** Opening Extract block **
The 2 cases described in the present study are rather unique, since the patient from case 1, who did not present with visual disturbance, lost her sight following surgical biopsy, whereas the patient from case 2, who presented with visual disturbance, did not experience the same outcome, possibly due to the differences type of intervention. PNHL of the sphenoid sinus poses a series of challenges to clinicians, due to its nonspecific symptoms and unique anatomical sites of occurrence (9).
Previous studies have reported that T-cell and natural killer/T-cell lymphomas mainly occur in the nasal cavity, whereas B-cell lymphomas commonly occur in the sinus without nasal disease (10,11). Clinically aggressive lymphomas, including Burkitt's lymphoma and diffuse large B-cell lymphoma of the sphenoid sinus, exhibit atypical characteristics, including destruction of adjacent bone such as the skull base and infiltration of the dura mater with intracranial invasion (12). To the best of our knowledge, only a few cases of PNHL of the sphenoid sinus, including the present ones, have been reported in the English literature to date (13). Half of the reported patients presented with visual disturbance. Thus, PNHL of the sphenoid sinus should be suspected if a patient presents with a mass in the sinus and visual disturbance.
The association between surgical biopsy and vision loss has not yet been established (14). In cases of sudden vision loss, paranasal lymphoma involving the optical nerves should be considered, in addition to compression of the optical nerve, as a possible cause (9). The conclusion drawn from the outcomes of the present and previous studies is that even minimally invasive biopsy may cause vision loss in patients with PNHL of the sphenoid sinus. Furthermore, radiological evidence of bone destruction in the lateral wall of the sphenoid sinus in patients with no complaints of visual disturbance should be concerning.
In the present study, case 1, who did not present with visual disturbance, lost her sight following surgical biopsy, whereas case 2, who presented with visual disturbance, did not suffer the same result, possibly due to aggressive intervention. In clinical practice, it is known that definite histological diagnosis is required prior to the initiation of any treatment. The proximity of the vital optical nerve to the sphenoid sinus is responsible for the high incidence of visual disturbance in patients with lymphomas of the sphenoid sinus (15). It remains controversial whether or not patients with a very strong clinical suspicion of lymphoma should receive aggressive lymphoma treatment to prevent or recover certain complications (16). Therefore, the establishment of the optimal treatment option for such patients is required.
** Closing Extract block **
** Opening Supplied information block **
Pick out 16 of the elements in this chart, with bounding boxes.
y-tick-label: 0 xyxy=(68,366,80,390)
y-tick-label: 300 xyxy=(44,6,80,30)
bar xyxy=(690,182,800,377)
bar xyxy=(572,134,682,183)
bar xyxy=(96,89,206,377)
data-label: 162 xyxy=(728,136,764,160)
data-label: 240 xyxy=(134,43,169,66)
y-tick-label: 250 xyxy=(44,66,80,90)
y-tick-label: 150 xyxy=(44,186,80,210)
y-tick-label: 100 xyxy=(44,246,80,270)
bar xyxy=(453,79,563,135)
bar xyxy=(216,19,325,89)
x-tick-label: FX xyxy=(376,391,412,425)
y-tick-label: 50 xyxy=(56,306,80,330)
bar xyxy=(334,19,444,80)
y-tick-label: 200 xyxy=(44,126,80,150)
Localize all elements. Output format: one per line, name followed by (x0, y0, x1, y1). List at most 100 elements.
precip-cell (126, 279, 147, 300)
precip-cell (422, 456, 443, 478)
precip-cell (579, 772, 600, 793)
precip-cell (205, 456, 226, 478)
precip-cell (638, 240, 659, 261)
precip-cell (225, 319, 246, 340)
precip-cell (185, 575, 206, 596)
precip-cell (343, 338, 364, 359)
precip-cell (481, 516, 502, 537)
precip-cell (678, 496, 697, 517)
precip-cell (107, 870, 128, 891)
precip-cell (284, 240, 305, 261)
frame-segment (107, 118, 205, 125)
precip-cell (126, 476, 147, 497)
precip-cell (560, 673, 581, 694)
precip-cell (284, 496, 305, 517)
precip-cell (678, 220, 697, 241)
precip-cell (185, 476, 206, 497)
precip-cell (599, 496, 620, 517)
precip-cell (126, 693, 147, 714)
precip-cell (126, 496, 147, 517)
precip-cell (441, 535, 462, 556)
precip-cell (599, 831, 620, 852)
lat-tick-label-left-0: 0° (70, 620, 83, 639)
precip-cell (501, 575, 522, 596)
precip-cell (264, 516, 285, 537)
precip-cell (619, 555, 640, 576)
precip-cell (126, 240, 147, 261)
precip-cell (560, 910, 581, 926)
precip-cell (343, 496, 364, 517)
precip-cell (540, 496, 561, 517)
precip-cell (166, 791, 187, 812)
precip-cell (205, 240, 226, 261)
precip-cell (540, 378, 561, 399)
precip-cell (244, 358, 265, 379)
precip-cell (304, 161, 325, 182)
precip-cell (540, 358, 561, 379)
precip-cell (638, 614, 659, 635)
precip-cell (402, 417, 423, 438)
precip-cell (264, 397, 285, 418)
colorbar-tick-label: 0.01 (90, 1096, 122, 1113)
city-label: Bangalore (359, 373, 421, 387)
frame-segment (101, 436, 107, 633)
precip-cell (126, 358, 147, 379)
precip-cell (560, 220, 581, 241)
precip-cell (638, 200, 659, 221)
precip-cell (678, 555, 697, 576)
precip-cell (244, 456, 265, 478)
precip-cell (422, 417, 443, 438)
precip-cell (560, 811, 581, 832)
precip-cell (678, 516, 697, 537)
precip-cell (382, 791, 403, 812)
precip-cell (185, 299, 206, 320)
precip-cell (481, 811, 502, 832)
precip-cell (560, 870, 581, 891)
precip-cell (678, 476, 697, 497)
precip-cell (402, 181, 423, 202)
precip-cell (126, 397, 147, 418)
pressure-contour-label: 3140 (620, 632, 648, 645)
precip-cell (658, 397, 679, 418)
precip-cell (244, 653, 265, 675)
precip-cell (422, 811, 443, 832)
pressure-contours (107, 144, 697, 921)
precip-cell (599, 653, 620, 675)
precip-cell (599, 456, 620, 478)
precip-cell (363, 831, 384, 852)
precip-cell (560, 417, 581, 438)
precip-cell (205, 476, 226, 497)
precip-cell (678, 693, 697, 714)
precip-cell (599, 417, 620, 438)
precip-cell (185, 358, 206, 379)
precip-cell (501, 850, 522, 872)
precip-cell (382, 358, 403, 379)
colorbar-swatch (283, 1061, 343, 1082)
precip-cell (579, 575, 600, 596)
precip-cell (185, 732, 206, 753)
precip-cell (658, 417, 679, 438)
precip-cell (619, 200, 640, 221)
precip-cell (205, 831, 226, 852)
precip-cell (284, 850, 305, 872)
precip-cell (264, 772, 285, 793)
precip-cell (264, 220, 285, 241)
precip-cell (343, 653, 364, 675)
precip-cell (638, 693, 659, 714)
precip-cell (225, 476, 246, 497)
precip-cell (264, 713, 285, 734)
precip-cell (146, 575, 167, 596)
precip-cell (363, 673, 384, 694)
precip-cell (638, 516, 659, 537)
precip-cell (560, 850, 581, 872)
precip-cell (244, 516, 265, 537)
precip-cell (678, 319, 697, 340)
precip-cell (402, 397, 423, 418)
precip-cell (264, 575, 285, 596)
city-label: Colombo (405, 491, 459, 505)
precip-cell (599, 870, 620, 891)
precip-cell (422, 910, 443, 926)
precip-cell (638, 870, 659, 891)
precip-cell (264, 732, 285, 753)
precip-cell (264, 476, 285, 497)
** Closing Supplied information block **
_What to do:_
• a. Please copy the sphenoid sinus passage word for word from "In the present study, case" to "patients is required.".
• b. List every reference number cited in parentheses in the sphenoid sinus passage, each number once, in the order of its first appearance.
None of the items are needed here.

_List of solutions:_
• a.
In the present study, case 1, who did not present with visual disturbance, lost her sight following surgical biopsy, whereas case 2, who presented with visual disturbance, did not suffer the same result, possibly due to aggressive intervention. In clinical practice, it is known that definite histological diagnosis is required prior to the initiation of any treatment. The proximity of the vital optical nerve to the sphenoid sinus is responsible for the high incidence of visual disturbance in patients with lymphomas of the sphenoid sinus (15). It remains controversial whether or not patients with a very strong clinical suspicion of lymphoma should receive aggressive lymphoma treatment to prevent or recover certain complications (16). Therefore, the establishment of the optimal treatment option for such patients is required.

• b. 9, 10, 11, 12, 13, 14, 15, 16